- Given task
Go through each line of the records below and count those with the word "What". Give only the count.

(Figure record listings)
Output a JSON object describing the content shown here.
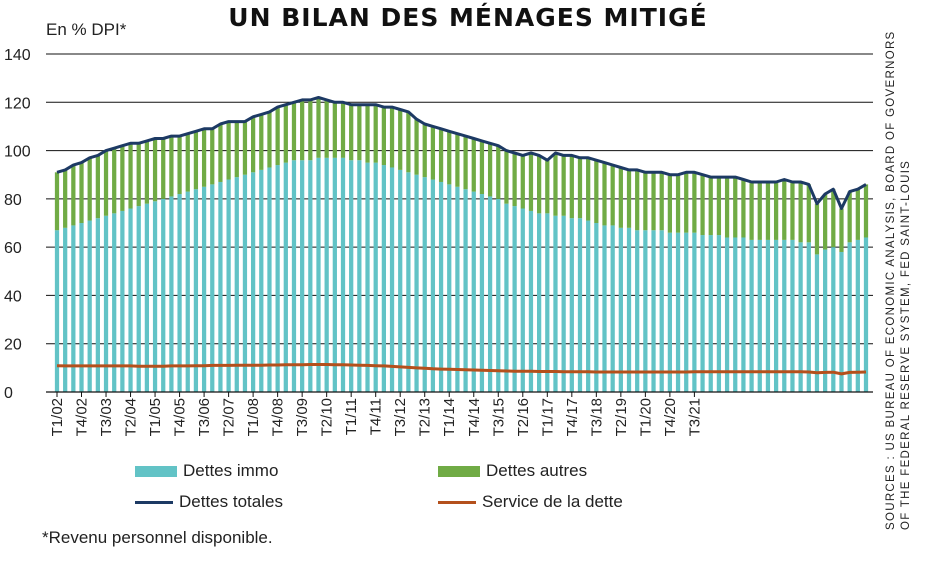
{
  "title": "UN BILAN DES MÉNAGES MITIGÉ",
  "footnote": "*Revenu personnel disponible.",
  "sources": {
    "line1": "SOURCES : US BUREAU OF ECONOMIC ANALYSIS, BOARD OF GOVERNORS",
    "line2": "OF THE FEDERAL RESERVE SYSTEM, FED SAINT-LOUIS"
  },
  "legend": {
    "immo": "Dettes immo",
    "autres": "Dettes autres",
    "totales": "Dettes totales",
    "service": "Service de la dette"
  },
  "colors": {
    "immo": "#62c3c6",
    "autres": "#70ab45",
    "totales": "#1d3a64",
    "service": "#b4501c"
  },
  "chart_data": {
    "type": "bar",
    "ylabel": "En % DPI*",
    "ylim": [
      0,
      140
    ],
    "yticks": [
      0,
      20,
      40,
      60,
      80,
      100,
      120,
      140
    ],
    "grid": "horizontal",
    "legend_position": "bottom",
    "start_quarter": "T1/02",
    "xtick_labels": [
      "T1/02",
      "T4/02",
      "T3/03",
      "T2/04",
      "T1/05",
      "T4/05",
      "T3/06",
      "T2/07",
      "T1/08",
      "T4/08",
      "T3/09",
      "T2/10",
      "T1/11",
      "T4/11",
      "T3/12",
      "T2/13",
      "T1/14",
      "T4/14",
      "T3/15",
      "T2/16",
      "T1/17",
      "T4/17",
      "T3/18",
      "T2/19",
      "T1/20",
      "T4/20",
      "T3/21"
    ],
    "series": [
      {
        "name": "Dettes immo",
        "kind": "stacked-bar",
        "values": [
          67,
          68,
          69,
          70,
          71,
          72,
          73,
          74,
          75,
          76,
          77,
          78,
          79,
          80,
          81,
          82,
          83,
          84,
          85,
          86,
          87,
          88,
          89,
          90,
          91,
          92,
          93,
          94,
          95,
          96,
          96,
          96,
          97,
          97,
          97,
          97,
          96,
          96,
          95,
          95,
          94,
          93,
          92,
          91,
          90,
          89,
          88,
          87,
          86,
          85,
          84,
          83,
          82,
          81,
          80,
          78,
          77,
          76,
          75,
          74,
          74,
          73,
          73,
          72,
          72,
          71,
          70,
          69,
          69,
          68,
          68,
          67,
          67,
          67,
          67,
          66,
          66,
          66,
          66,
          65,
          65,
          65,
          64,
          64,
          64,
          63,
          63,
          63,
          63,
          63,
          63,
          62,
          62,
          57,
          59,
          60,
          58,
          62,
          63,
          64
        ]
      },
      {
        "name": "Dettes autres",
        "kind": "stacked-bar",
        "values": [
          24,
          24,
          25,
          25,
          26,
          26,
          27,
          27,
          27,
          27,
          26,
          26,
          26,
          25,
          25,
          24,
          24,
          24,
          24,
          23,
          24,
          24,
          23,
          22,
          23,
          23,
          23,
          24,
          24,
          24,
          25,
          25,
          25,
          24,
          23,
          23,
          23,
          23,
          24,
          24,
          24,
          25,
          25,
          25,
          23,
          22,
          22,
          22,
          22,
          22,
          22,
          22,
          22,
          22,
          22,
          22,
          22,
          22,
          24,
          24,
          22,
          26,
          25,
          26,
          25,
          26,
          26,
          26,
          25,
          25,
          24,
          25,
          24,
          24,
          24,
          24,
          24,
          25,
          25,
          25,
          24,
          24,
          25,
          25,
          24,
          24,
          24,
          24,
          24,
          25,
          24,
          25,
          24,
          21,
          23,
          24,
          18,
          21,
          21,
          22
        ]
      },
      {
        "name": "Dettes totales",
        "kind": "line",
        "values": [
          91,
          92,
          94,
          95,
          97,
          98,
          100,
          101,
          102,
          103,
          103,
          104,
          105,
          105,
          106,
          106,
          107,
          108,
          109,
          109,
          111,
          112,
          112,
          112,
          114,
          115,
          116,
          118,
          119,
          120,
          121,
          121,
          122,
          121,
          120,
          120,
          119,
          119,
          119,
          119,
          118,
          118,
          117,
          116,
          113,
          111,
          110,
          109,
          108,
          107,
          106,
          105,
          104,
          103,
          102,
          100,
          99,
          98,
          99,
          98,
          96,
          99,
          98,
          98,
          97,
          97,
          96,
          95,
          94,
          93,
          92,
          92,
          91,
          91,
          91,
          90,
          90,
          91,
          91,
          90,
          89,
          89,
          89,
          89,
          88,
          87,
          87,
          87,
          87,
          88,
          87,
          87,
          86,
          78,
          82,
          84,
          76,
          83,
          84,
          86
        ]
      },
      {
        "name": "Service de la dette",
        "kind": "line",
        "values": [
          10.9,
          10.8,
          10.8,
          10.8,
          10.8,
          10.8,
          10.8,
          10.8,
          10.8,
          10.8,
          10.7,
          10.7,
          10.7,
          10.7,
          10.8,
          10.8,
          10.8,
          10.9,
          10.9,
          11.0,
          11.0,
          11.0,
          11.1,
          11.1,
          11.1,
          11.1,
          11.2,
          11.2,
          11.3,
          11.3,
          11.3,
          11.4,
          11.4,
          11.4,
          11.3,
          11.3,
          11.2,
          11.1,
          11.0,
          10.9,
          10.8,
          10.6,
          10.4,
          10.2,
          10.0,
          9.8,
          9.6,
          9.5,
          9.4,
          9.3,
          9.2,
          9.1,
          9.0,
          8.9,
          8.8,
          8.7,
          8.6,
          8.6,
          8.6,
          8.5,
          8.5,
          8.5,
          8.4,
          8.4,
          8.4,
          8.4,
          8.3,
          8.3,
          8.3,
          8.3,
          8.3,
          8.3,
          8.3,
          8.3,
          8.3,
          8.3,
          8.3,
          8.3,
          8.4,
          8.4,
          8.4,
          8.4,
          8.4,
          8.4,
          8.4,
          8.4,
          8.4,
          8.4,
          8.4,
          8.4,
          8.4,
          8.4,
          8.3,
          8.0,
          8.1,
          8.2,
          7.5,
          8.1,
          8.2,
          8.3
        ]
      }
    ]
  }
}
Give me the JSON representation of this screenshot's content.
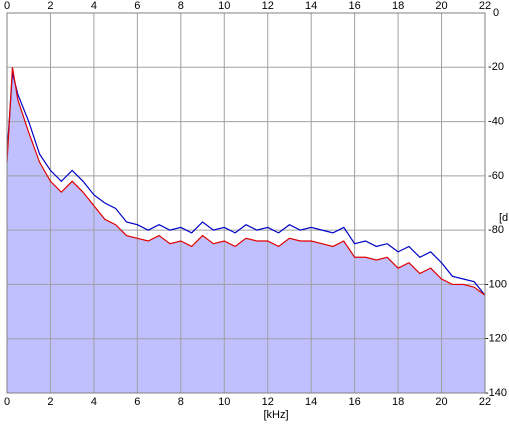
{
  "chart_data": {
    "type": "line",
    "x_label": "[kHz]",
    "y_label": "[d",
    "x": [
      0,
      0.25,
      0.5,
      1,
      1.5,
      2,
      2.5,
      3,
      3.5,
      4,
      4.5,
      5,
      5.5,
      6,
      6.5,
      7,
      7.5,
      8,
      8.5,
      9,
      9.5,
      10,
      10.5,
      11,
      11.5,
      12,
      12.5,
      13,
      13.5,
      14,
      14.5,
      15,
      15.5,
      16,
      16.5,
      17,
      17.5,
      18,
      18.5,
      19,
      19.5,
      20,
      20.5,
      21,
      21.5,
      22
    ],
    "series": [
      {
        "color": "#0000c8",
        "values": [
          -52,
          -22,
          -30,
          -40,
          -52,
          -58,
          -62,
          -58,
          -62,
          -67,
          -70,
          -72,
          -77,
          -78,
          -80,
          -78,
          -80,
          -79,
          -81,
          -77,
          -80,
          -79,
          -81,
          -78,
          -80,
          -79,
          -81,
          -78,
          -80,
          -79,
          -80,
          -81,
          -79,
          -85,
          -84,
          -86,
          -85,
          -88,
          -86,
          -90,
          -88,
          -92,
          -97,
          -98,
          -99,
          -104
        ]
      },
      {
        "color": "#e00000",
        "fill": "#c0c0ff",
        "values": [
          -55,
          -20,
          -32,
          -44,
          -55,
          -62,
          -66,
          -62,
          -66,
          -71,
          -76,
          -78,
          -82,
          -83,
          -84,
          -82,
          -85,
          -84,
          -86,
          -82,
          -85,
          -84,
          -86,
          -83,
          -84,
          -84,
          -86,
          -83,
          -84,
          -84,
          -85,
          -86,
          -84,
          -90,
          -90,
          -91,
          -90,
          -94,
          -92,
          -96,
          -94,
          -98,
          -100,
          -100,
          -101,
          -104
        ]
      }
    ],
    "xlim": [
      0,
      22
    ],
    "xticks": [
      0,
      2,
      4,
      6,
      8,
      10,
      12,
      14,
      16,
      18,
      20,
      22
    ],
    "ylim": [
      -140,
      0
    ],
    "yticks": [
      0,
      -20,
      -40,
      -60,
      -80,
      -100,
      -120,
      -140
    ],
    "grid": true
  }
}
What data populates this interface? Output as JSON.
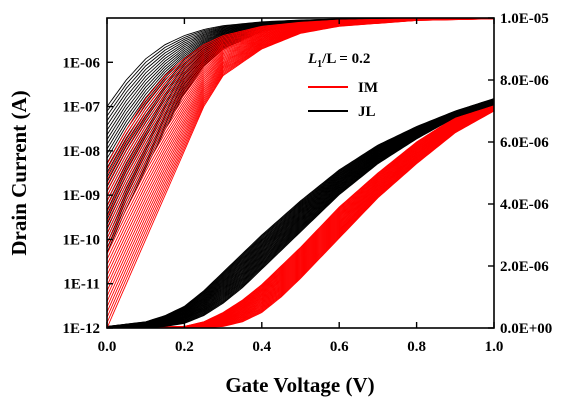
{
  "chart_data": {
    "type": "line",
    "title": "",
    "xlabel": "Gate Voltage (V)",
    "ylabel_left": "Drain Current (A)",
    "ylabel_right": "",
    "xlim": [
      0.0,
      1.0
    ],
    "ylim_left_log": [
      1e-12,
      1e-05
    ],
    "ylim_right_linear": [
      0.0,
      1e-05
    ],
    "x_ticks": [
      "0.0",
      "0.2",
      "0.4",
      "0.6",
      "0.8",
      "1.0"
    ],
    "y_ticks_left": [
      "1E-12",
      "1E-11",
      "1E-10",
      "1E-09",
      "1E-08",
      "1E-07",
      "1E-06"
    ],
    "y_ticks_right": [
      "0.0E+00",
      "2.0E-06",
      "4.0E-06",
      "6.0E-06",
      "8.0E-06",
      "1.0E-05"
    ],
    "annotation": {
      "L1": "L",
      "L1_sub": "1",
      "rest": "/L = 0.2",
      "L_italic": "L"
    },
    "legend": {
      "position": "upper-middle",
      "entries": [
        {
          "label": "IM",
          "color": "#ff0000"
        },
        {
          "label": "JL",
          "color": "#000000"
        }
      ]
    },
    "series": [
      {
        "name": "IM",
        "axis": "left-log",
        "color": "#ff0000",
        "x": [
          0.0,
          0.05,
          0.1,
          0.15,
          0.2,
          0.25,
          0.3,
          0.4,
          0.5,
          0.6,
          0.8,
          1.0
        ],
        "y_median": [
          3e-10,
          2e-09,
          1e-08,
          5e-08,
          2e-07,
          6e-07,
          1.5e-06,
          4e-06,
          6.5e-06,
          8e-06,
          9.3e-06,
          9.8e-06
        ],
        "y_low": [
          1e-12,
          1e-11,
          1e-10,
          1e-09,
          1e-08,
          1e-07,
          5e-07,
          2e-06,
          4.5e-06,
          6.5e-06,
          8.8e-06,
          9.6e-06
        ],
        "y_high": [
          5e-09,
          3e-08,
          1.5e-07,
          5e-07,
          1.2e-06,
          2.5e-06,
          4e-06,
          6.5e-06,
          8e-06,
          9e-06,
          9.6e-06,
          9.9e-06
        ]
      },
      {
        "name": "JL",
        "axis": "left-log",
        "color": "#000000",
        "x": [
          0.0,
          0.05,
          0.1,
          0.15,
          0.2,
          0.25,
          0.3,
          0.4,
          0.5,
          0.6,
          0.8,
          1.0
        ],
        "y_median": [
          1e-08,
          6e-08,
          2.5e-07,
          8e-07,
          2e-06,
          3.5e-06,
          5e-06,
          7e-06,
          8.3e-06,
          9e-06,
          9.6e-06,
          9.9e-06
        ],
        "y_low": [
          5e-11,
          5e-10,
          4e-09,
          3e-08,
          2e-07,
          8e-07,
          2e-06,
          5e-06,
          7e-06,
          8.3e-06,
          9.3e-06,
          9.8e-06
        ],
        "y_high": [
          1e-07,
          4e-07,
          1.2e-06,
          2.5e-06,
          4e-06,
          5.5e-06,
          6.7e-06,
          8.2e-06,
          9e-06,
          9.5e-06,
          9.8e-06,
          1e-05
        ]
      },
      {
        "name": "IM",
        "axis": "right-linear",
        "color": "#ff0000",
        "x": [
          0.0,
          0.2,
          0.25,
          0.3,
          0.35,
          0.4,
          0.45,
          0.5,
          0.6,
          0.7,
          0.8,
          0.9,
          1.0
        ],
        "y_median": [
          0.0,
          0.0,
          5e-08,
          2e-07,
          5e-07,
          9e-07,
          1.5e-06,
          2.1e-06,
          3.4e-06,
          4.6e-06,
          5.7e-06,
          6.6e-06,
          7.2e-06
        ],
        "y_low": [
          0.0,
          0.0,
          0.0,
          5e-08,
          2e-07,
          5e-07,
          1e-06,
          1.6e-06,
          2.9e-06,
          4.2e-06,
          5.3e-06,
          6.3e-06,
          7e-06
        ],
        "y_high": [
          0.0,
          5e-08,
          2e-07,
          5e-07,
          9e-07,
          1.4e-06,
          2e-06,
          2.6e-06,
          3.9e-06,
          5e-06,
          6e-06,
          6.8e-06,
          7.3e-06
        ]
      },
      {
        "name": "JL",
        "axis": "right-linear",
        "color": "#000000",
        "x": [
          0.0,
          0.1,
          0.15,
          0.2,
          0.25,
          0.3,
          0.35,
          0.4,
          0.5,
          0.6,
          0.7,
          0.8,
          0.9,
          1.0
        ],
        "y_median": [
          0.0,
          5e-08,
          1.5e-07,
          3.5e-07,
          7e-07,
          1.2e-06,
          1.8e-06,
          2.4e-06,
          3.6e-06,
          4.7e-06,
          5.6e-06,
          6.3e-06,
          6.9e-06,
          7.3e-06
        ],
        "y_low": [
          0.0,
          0.0,
          5e-08,
          1.5e-07,
          4e-07,
          8e-07,
          1.3e-06,
          1.9e-06,
          3.1e-06,
          4.3e-06,
          5.3e-06,
          6.1e-06,
          6.8e-06,
          7.2e-06
        ],
        "y_high": [
          5e-08,
          2e-07,
          4e-07,
          7e-07,
          1.2e-06,
          1.8e-06,
          2.4e-06,
          3e-06,
          4.1e-06,
          5.1e-06,
          5.9e-06,
          6.5e-06,
          7e-06,
          7.4e-06
        ]
      }
    ]
  }
}
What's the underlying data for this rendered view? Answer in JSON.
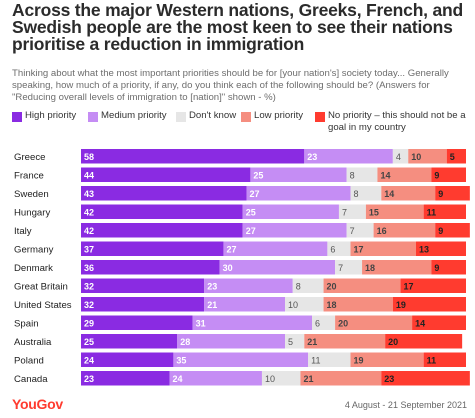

- Result for this task
2